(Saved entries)
╔══

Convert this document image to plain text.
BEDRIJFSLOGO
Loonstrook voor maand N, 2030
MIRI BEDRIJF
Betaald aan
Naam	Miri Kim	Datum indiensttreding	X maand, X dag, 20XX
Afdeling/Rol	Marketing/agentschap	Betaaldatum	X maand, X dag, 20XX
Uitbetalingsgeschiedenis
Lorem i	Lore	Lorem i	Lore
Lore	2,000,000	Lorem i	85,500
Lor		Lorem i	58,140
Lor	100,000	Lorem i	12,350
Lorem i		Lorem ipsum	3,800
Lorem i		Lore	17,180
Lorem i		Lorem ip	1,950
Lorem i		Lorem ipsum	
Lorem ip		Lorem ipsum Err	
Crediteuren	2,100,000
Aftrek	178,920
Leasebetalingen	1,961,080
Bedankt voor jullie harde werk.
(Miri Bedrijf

╚══

» **DIRECTION**: Copy out the full listing exactly.

» **EXERCISE RESPONSE**:
Convert this document image to plain text.
BEDRIJFSLOGO
Loonstrook voor maand N, 2030
MIRI BEDRIJF
Betaald aan
Naam	Miri Kim	Datum indiensttreding	X maand, X dag, 20XX
Afdeling/Rol	Marketing/agentschap	Betaaldatum	X maand, X dag, 20XX
Uitbetalingsgeschiedenis
Lorem i	Lore	Lorem i	Lore
Lore	2,000,000	Lorem i	85,500
Lor		Lorem i	58,140
Lor	100,000	Lorem i	12,350
Lorem i		Lorem ipsum	3,800
Lorem i		Lore	17,180
Lorem i		Lorem ip	1,950
Lorem i		Lorem ipsum	
Lorem ip		Lorem ipsum Err	
Crediteuren	2,100,000
Aftrek	178,920
Leasebetalingen	1,961,080
Bedankt voor jullie harde werk.
(Miri Bedrijf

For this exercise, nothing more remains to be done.